WHAT NEEDS TO BE DONE: All records should be reproduced verbatim.

Data entries:

***

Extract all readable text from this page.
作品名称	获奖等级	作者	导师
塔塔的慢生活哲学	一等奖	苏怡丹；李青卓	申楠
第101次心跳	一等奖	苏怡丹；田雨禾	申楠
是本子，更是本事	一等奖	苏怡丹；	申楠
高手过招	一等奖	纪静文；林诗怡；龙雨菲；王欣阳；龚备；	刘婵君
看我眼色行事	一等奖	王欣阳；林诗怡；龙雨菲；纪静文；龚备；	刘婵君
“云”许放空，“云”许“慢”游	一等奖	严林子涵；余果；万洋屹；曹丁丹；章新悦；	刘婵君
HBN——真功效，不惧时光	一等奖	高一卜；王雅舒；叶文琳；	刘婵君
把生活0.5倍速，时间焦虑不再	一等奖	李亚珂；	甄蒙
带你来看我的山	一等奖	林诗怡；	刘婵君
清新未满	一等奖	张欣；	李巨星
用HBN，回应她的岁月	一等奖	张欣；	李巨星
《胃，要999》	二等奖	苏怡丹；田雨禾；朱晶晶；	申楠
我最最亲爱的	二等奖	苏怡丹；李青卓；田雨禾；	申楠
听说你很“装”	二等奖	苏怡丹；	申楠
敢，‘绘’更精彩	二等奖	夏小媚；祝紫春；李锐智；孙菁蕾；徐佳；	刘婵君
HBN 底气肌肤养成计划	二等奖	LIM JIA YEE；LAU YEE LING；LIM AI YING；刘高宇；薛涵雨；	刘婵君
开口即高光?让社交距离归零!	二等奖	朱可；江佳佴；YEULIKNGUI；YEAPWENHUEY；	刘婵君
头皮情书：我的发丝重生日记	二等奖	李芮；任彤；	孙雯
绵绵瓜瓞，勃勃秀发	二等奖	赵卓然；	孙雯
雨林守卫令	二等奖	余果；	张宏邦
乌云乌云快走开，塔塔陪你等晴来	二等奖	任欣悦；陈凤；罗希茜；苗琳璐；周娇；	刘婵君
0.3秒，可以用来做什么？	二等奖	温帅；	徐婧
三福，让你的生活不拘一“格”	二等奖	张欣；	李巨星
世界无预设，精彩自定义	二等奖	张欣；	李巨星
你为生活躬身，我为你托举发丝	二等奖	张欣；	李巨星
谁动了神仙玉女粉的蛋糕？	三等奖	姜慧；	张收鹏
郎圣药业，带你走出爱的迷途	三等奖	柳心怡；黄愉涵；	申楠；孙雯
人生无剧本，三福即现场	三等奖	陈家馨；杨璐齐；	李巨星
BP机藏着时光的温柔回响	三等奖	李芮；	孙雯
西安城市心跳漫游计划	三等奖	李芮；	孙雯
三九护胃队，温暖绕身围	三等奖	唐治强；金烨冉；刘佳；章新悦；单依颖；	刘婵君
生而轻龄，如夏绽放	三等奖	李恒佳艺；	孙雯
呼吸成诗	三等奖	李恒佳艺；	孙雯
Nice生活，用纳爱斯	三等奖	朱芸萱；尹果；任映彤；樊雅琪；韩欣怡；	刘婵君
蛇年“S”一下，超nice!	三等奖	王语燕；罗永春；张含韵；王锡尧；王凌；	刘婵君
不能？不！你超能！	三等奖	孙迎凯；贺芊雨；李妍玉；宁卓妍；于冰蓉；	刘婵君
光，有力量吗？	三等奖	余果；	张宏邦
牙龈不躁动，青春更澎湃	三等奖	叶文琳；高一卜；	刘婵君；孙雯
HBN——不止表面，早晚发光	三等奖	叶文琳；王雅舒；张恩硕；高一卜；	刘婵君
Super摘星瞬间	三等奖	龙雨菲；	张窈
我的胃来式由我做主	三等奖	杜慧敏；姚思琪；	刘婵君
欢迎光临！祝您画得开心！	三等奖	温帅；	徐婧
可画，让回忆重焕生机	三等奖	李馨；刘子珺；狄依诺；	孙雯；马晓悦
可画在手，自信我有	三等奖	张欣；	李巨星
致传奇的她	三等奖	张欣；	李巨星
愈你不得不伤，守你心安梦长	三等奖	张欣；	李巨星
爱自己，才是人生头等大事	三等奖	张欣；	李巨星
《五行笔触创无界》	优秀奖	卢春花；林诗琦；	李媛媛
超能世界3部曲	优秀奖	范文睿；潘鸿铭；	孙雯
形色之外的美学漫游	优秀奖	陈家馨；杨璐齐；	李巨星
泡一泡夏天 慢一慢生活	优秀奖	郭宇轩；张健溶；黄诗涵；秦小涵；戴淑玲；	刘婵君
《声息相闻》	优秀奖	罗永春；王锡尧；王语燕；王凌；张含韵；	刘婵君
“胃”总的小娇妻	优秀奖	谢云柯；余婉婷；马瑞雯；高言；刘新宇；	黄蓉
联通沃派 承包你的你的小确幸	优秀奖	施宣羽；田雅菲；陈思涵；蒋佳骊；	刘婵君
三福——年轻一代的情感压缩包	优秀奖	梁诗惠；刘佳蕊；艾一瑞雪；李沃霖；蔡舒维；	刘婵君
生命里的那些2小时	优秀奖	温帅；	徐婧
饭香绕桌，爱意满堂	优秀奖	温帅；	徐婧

***

WRITTEN ANSWER:
Extract all readable text from this page.
作品名称	获奖等级	作者	导师
塔塔的慢生活哲学	一等奖	苏怡丹；李青卓	申楠
第101次心跳	一等奖	苏怡丹；田雨禾	申楠
是本子，更是本事	一等奖	苏怡丹；	申楠
高手过招	一等奖	纪静文；林诗怡；龙雨菲；王欣阳；龚备；	刘婵君
看我眼色行事	一等奖	王欣阳；林诗怡；龙雨菲；纪静文；龚备；	刘婵君
“云”许放空，“云”许“慢”游	一等奖	严林子涵；余果；万洋屹；曹丁丹；章新悦；	刘婵君
HBN——真功效，不惧时光	一等奖	高一卜；王雅舒；叶文琳；	刘婵君
把生活0.5倍速，时间焦虑不再	一等奖	李亚珂；	甄蒙
带你来看我的山	一等奖	林诗怡；	刘婵君
清新未满	一等奖	张欣；	李巨星
用HBN，回应她的岁月	一等奖	张欣；	李巨星
《胃，要999》	二等奖	苏怡丹；田雨禾；朱晶晶；	申楠
我最最亲爱的	二等奖	苏怡丹；李青卓；田雨禾；	申楠
听说你很“装”	二等奖	苏怡丹；	申楠
敢，‘绘’更精彩	二等奖	夏小媚；祝紫春；李锐智；孙菁蕾；徐佳；	刘婵君
HBN 底气肌肤养成计划	二等奖	LIM JIA YEE；LAU YEE LING；LIM AI YING；刘高宇；薛涵雨；	刘婵君
开口即高光?让社交距离归零!	二等奖	朱可；江佳佴；YEULIKNGUI；YEAPWENHUEY；	刘婵君
头皮情书：我的发丝重生日记	二等奖	李芮；任彤；	孙雯
绵绵瓜瓞，勃勃秀发	二等奖	赵卓然；	孙雯
雨林守卫令	二等奖	余果；	张宏邦
乌云乌云快走开，塔塔陪你等晴来	二等奖	任欣悦；陈凤；罗希茜；苗琳璐；周娇；	刘婵君
0.3秒，可以用来做什么？	二等奖	温帅；	徐婧
三福，让你的生活不拘一“格”	二等奖	张欣；	李巨星
世界无预设，精彩自定义	二等奖	张欣；	李巨星
你为生活躬身，我为你托举发丝	二等奖	张欣；	李巨星
谁动了神仙玉女粉的蛋糕？	三等奖	姜慧；	张收鹏
郎圣药业，带你走出爱的迷途	三等奖	柳心怡；黄愉涵；	申楠；孙雯
人生无剧本，三福即现场	三等奖	陈家馨；杨璐齐；	李巨星
BP机藏着时光的温柔回响	三等奖	李芮；	孙雯
西安城市心跳漫游计划	三等奖	李芮；	孙雯
三九护胃队，温暖绕身围	三等奖	唐治强；金烨冉；刘佳；章新悦；单依颖；	刘婵君
生而轻龄，如夏绽放	三等奖	李恒佳艺；	孙雯
呼吸成诗	三等奖	李恒佳艺；	孙雯
Nice生活，用纳爱斯	三等奖	朱芸萱；尹果；任映彤；樊雅琪；韩欣怡；	刘婵君
蛇年“S”一下，超nice!	三等奖	王语燕；罗永春；张含韵；王锡尧；王凌；	刘婵君
不能？不！你超能！	三等奖	孙迎凯；贺芊雨；李妍玉；宁卓妍；于冰蓉；	刘婵君
光，有力量吗？	三等奖	余果；	张宏邦
牙龈不躁动，青春更澎湃	三等奖	叶文琳；高一卜；	刘婵君；孙雯
HBN——不止表面，早晚发光	三等奖	叶文琳；王雅舒；张恩硕；高一卜；	刘婵君
Super摘星瞬间	三等奖	龙雨菲；	张窈
我的胃来式由我做主	三等奖	杜慧敏；姚思琪；	刘婵君
欢迎光临！祝您画得开心！	三等奖	温帅；	徐婧
可画，让回忆重焕生机	三等奖	李馨；刘子珺；狄依诺；	孙雯；马晓悦
可画在手，自信我有	三等奖	张欣；	李巨星
致传奇的她	三等奖	张欣；	李巨星
愈你不得不伤，守你心安梦长	三等奖	张欣；	李巨星
爱自己，才是人生头等大事	三等奖	张欣；	李巨星
《五行笔触创无界》	优秀奖	卢春花；林诗琦；	李媛媛
超能世界3部曲	优秀奖	范文睿；潘鸿铭；	孙雯
形色之外的美学漫游	优秀奖	陈家馨；杨璐齐；	李巨星
泡一泡夏天 慢一慢生活	优秀奖	郭宇轩；张健溶；黄诗涵；秦小涵；戴淑玲；	刘婵君
《声息相闻》	优秀奖	罗永春；王锡尧；王语燕；王凌；张含韵；	刘婵君
“胃”总的小娇妻	优秀奖	谢云柯；余婉婷；马瑞雯；高言；刘新宇；	黄蓉
联通沃派 承包你的你的小确幸	优秀奖	施宣羽；田雅菲；陈思涵；蒋佳骊；	刘婵君
三福——年轻一代的情感压缩包	优秀奖	梁诗惠；刘佳蕊；艾一瑞雪；李沃霖；蔡舒维；	刘婵君
生命里的那些2小时	优秀奖	温帅；	徐婧
饭香绕桌，爱意满堂	优秀奖	温帅；	徐婧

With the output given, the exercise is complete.